• [WRITTEN REQUEST]:
From the entries that follow, gather each line holding the word "개인맞춤형".

• [ENTRIES PROVIDED]:
Begin

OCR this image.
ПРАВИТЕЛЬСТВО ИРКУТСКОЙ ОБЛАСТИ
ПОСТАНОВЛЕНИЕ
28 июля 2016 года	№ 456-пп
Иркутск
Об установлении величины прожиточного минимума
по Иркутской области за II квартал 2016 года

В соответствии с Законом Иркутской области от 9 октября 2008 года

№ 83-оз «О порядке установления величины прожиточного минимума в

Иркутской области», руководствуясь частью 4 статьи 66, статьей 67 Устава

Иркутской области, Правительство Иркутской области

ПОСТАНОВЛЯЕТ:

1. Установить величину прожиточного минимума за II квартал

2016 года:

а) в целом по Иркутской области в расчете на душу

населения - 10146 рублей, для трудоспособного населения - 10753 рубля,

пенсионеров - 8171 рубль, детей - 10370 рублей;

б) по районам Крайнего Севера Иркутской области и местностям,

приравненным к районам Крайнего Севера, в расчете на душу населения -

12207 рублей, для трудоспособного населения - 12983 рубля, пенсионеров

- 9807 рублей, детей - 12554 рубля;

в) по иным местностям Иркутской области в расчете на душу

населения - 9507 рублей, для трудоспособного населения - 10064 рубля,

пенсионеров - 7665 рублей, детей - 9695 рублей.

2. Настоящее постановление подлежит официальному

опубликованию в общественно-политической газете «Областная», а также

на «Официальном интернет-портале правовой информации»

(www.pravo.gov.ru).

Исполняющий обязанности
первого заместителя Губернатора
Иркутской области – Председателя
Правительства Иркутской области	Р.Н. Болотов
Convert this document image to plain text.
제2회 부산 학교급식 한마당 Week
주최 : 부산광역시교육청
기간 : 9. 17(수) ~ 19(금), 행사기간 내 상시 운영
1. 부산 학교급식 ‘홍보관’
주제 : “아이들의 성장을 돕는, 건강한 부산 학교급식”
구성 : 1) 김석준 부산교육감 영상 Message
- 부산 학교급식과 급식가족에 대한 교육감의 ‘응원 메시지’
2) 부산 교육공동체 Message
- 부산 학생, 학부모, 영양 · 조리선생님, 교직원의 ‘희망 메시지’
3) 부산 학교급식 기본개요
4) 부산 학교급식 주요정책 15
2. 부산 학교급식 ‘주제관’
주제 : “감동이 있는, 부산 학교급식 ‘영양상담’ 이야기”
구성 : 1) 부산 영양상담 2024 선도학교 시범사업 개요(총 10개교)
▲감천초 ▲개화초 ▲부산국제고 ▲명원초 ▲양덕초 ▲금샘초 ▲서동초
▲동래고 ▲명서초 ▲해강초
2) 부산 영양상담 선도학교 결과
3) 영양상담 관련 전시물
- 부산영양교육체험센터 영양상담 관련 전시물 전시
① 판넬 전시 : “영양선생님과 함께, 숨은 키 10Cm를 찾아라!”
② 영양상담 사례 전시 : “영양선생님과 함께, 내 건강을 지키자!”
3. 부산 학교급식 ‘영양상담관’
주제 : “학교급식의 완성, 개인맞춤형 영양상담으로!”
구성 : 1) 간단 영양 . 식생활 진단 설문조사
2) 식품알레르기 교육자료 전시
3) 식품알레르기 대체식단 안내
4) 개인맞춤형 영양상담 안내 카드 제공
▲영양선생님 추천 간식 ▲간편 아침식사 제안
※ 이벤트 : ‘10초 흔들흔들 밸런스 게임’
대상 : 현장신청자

End

• [SOLUTION FOR THIS TASK]:
주제 : “학교급식의 완성, 개인맞춤형 영양상담으로!”
4) 개인맞춤형 영양상담 안내 카드 제공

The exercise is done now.